(Excerpt from a dataset)
========

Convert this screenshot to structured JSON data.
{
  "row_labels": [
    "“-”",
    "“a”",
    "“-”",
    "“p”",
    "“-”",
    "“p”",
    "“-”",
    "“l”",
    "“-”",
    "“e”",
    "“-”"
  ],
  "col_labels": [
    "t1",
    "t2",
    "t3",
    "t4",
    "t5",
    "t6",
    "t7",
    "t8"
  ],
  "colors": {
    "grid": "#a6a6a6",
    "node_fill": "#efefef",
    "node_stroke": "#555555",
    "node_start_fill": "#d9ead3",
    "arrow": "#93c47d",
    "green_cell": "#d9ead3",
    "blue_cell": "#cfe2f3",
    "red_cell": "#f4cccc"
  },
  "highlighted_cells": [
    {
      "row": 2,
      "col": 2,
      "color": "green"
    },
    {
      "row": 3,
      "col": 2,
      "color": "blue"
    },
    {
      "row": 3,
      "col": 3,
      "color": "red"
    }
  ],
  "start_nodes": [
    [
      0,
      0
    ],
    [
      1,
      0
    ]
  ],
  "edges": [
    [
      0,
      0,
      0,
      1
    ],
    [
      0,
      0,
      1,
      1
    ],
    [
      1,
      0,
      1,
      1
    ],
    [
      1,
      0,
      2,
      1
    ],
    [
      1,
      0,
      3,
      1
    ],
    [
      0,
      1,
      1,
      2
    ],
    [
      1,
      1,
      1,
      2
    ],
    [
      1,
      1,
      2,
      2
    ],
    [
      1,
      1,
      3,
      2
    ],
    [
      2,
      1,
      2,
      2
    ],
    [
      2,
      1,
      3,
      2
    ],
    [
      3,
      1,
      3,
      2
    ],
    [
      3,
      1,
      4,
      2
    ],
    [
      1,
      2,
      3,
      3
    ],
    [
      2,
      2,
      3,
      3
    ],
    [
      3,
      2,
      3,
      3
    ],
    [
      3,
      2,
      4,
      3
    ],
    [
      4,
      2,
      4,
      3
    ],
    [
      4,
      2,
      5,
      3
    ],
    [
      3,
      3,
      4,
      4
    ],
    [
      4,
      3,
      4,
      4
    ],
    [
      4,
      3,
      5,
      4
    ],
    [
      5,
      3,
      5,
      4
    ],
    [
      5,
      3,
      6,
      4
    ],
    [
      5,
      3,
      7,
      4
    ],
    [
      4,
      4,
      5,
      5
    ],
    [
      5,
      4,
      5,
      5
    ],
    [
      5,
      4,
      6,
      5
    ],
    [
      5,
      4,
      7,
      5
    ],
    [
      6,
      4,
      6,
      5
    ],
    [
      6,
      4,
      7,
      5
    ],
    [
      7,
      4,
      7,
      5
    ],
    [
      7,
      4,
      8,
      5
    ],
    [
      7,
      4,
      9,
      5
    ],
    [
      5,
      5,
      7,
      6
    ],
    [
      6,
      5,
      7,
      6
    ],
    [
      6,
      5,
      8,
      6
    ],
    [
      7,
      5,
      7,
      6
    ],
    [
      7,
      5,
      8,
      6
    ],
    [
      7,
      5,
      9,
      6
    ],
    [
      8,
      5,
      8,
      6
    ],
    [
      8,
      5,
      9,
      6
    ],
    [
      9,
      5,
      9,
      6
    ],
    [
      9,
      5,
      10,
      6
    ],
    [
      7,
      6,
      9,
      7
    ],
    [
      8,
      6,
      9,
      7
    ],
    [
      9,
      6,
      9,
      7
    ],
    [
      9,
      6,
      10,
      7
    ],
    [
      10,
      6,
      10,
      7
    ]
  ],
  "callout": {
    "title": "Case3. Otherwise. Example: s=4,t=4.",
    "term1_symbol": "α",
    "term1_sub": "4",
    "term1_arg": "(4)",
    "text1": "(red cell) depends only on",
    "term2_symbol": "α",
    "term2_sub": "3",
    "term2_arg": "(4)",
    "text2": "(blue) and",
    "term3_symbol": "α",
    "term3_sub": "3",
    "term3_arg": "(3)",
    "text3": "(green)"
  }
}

========

▶ [Task brief]: Transcribe the whole listing exactly.

▶ [Answer to the exercise]:
Convert this screenshot to structured JSON data.
{
  "row_labels": [
    "“-”",
    "“a”",
    "“-”",
    "“p”",
    "“-”",
    "“p”",
    "“-”",
    "“l”",
    "“-”",
    "“e”",
    "“-”"
  ],
  "col_labels": [
    "t1",
    "t2",
    "t3",
    "t4",
    "t5",
    "t6",
    "t7",
    "t8"
  ],
  "colors": {
    "grid": "#a6a6a6",
    "node_fill": "#efefef",
    "node_stroke": "#555555",
    "node_start_fill": "#d9ead3",
    "arrow": "#93c47d",
    "green_cell": "#d9ead3",
    "blue_cell": "#cfe2f3",
    "red_cell": "#f4cccc"
  },
  "highlighted_cells": [
    {
      "row": 2,
      "col": 2,
      "color": "green"
    },
    {
      "row": 3,
      "col": 2,
      "color": "blue"
    },
    {
      "row": 3,
      "col": 3,
      "color": "red"
    }
  ],
  "start_nodes": [
    [
      0,
      0
    ],
    [
      1,
      0
    ]
  ],
  "edges": [
    [
      0,
      0,
      0,
      1
    ],
    [
      0,
      0,
      1,
      1
    ],
    [
      1,
      0,
      1,
      1
    ],
    [
      1,
      0,
      2,
      1
    ],
    [
      1,
      0,
      3,
      1
    ],
    [
      0,
      1,
      1,
      2
    ],
    [
      1,
      1,
      1,
      2
    ],
    [
      1,
      1,
      2,
      2
    ],
    [
      1,
      1,
      3,
      2
    ],
    [
      2,
      1,
      2,
      2
    ],
    [
      2,
      1,
      3,
      2
    ],
    [
      3,
      1,
      3,
      2
    ],
    [
      3,
      1,
      4,
      2
    ],
    [
      1,
      2,
      3,
      3
    ],
    [
      2,
      2,
      3,
      3
    ],
    [
      3,
      2,
      3,
      3
    ],
    [
      3,
      2,
      4,
      3
    ],
    [
      4,
      2,
      4,
      3
    ],
    [
      4,
      2,
      5,
      3
    ],
    [
      3,
      3,
      4,
      4
    ],
    [
      4,
      3,
      4,
      4
    ],
    [
      4,
      3,
      5,
      4
    ],
    [
      5,
      3,
      5,
      4
    ],
    [
      5,
      3,
      6,
      4
    ],
    [
      5,
      3,
      7,
      4
    ],
    [
      4,
      4,
      5,
      5
    ],
    [
      5,
      4,
      5,
      5
    ],
    [
      5,
      4,
      6,
      5
    ],
    [
      5,
      4,
      7,
      5
    ],
    [
      6,
      4,
      6,
      5
    ],
    [
      6,
      4,
      7,
      5
    ],
    [
      7,
      4,
      7,
      5
    ],
    [
      7,
      4,
      8,
      5
    ],
    [
      7,
      4,
      9,
      5
    ],
    [
      5,
      5,
      7,
      6
    ],
    [
      6,
      5,
      7,
      6
    ],
    [
      6,
      5,
      8,
      6
    ],
    [
      7,
      5,
      7,
      6
    ],
    [
      7,
      5,
      8,
      6
    ],
    [
      7,
      5,
      9,
      6
    ],
    [
      8,
      5,
      8,
      6
    ],
    [
      8,
      5,
      9,
      6
    ],
    [
      9,
      5,
      9,
      6
    ],
    [
      9,
      5,
      10,
      6
    ],
    [
      7,
      6,
      9,
      7
    ],
    [
      8,
      6,
      9,
      7
    ],
    [
      9,
      6,
      9,
      7
    ],
    [
      9,
      6,
      10,
      7
    ],
    [
      10,
      6,
      10,
      7
    ]
  ],
  "callout": {
    "title": "Case3. Otherwise. Example: s=4,t=4.",
    "term1_symbol": "α",
    "term1_sub": "4",
    "term1_arg": "(4)",
    "text1": "(red cell) depends only on",
    "term2_symbol": "α",
    "term2_sub": "3",
    "term2_arg": "(4)",
    "text2": "(blue) and",
    "term3_symbol": "α",
    "term3_sub": "3",
    "term3_arg": "(3)",
    "text3": "(green)"
  }
}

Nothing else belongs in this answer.